** begin **

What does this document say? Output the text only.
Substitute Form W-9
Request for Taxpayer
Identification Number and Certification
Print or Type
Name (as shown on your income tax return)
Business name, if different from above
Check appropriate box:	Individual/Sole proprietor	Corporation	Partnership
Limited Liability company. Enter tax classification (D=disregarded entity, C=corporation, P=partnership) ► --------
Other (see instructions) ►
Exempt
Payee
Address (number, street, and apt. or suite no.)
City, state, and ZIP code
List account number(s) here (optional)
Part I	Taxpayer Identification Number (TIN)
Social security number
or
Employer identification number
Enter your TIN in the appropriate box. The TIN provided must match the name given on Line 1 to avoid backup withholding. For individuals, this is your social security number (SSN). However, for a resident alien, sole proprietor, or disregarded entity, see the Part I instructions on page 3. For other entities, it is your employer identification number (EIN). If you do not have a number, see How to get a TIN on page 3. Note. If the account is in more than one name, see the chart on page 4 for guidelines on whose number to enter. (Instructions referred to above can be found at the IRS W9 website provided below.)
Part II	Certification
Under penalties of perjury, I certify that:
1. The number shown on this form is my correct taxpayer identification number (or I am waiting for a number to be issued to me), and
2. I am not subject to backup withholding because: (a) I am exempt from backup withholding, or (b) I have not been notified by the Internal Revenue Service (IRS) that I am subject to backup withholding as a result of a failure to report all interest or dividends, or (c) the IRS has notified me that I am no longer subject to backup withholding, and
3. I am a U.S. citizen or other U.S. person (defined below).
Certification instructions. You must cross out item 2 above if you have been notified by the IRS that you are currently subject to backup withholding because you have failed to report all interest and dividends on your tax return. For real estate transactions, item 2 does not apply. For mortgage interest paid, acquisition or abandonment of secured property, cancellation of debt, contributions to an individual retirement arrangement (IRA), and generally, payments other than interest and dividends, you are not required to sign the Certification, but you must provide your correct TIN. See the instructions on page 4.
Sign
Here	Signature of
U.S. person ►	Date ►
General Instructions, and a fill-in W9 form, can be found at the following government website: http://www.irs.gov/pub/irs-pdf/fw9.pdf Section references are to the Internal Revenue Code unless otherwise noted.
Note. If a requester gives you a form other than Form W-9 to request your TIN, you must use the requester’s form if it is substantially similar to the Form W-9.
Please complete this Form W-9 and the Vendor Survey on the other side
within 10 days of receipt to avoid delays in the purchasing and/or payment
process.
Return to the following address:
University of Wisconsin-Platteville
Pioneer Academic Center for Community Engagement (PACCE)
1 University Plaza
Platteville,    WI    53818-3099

** end **

REQUIRED TASK → Determine how many lines of the material include the string "notified". Output only that count.

SOLUTION FOR THIS PROBLEM → 2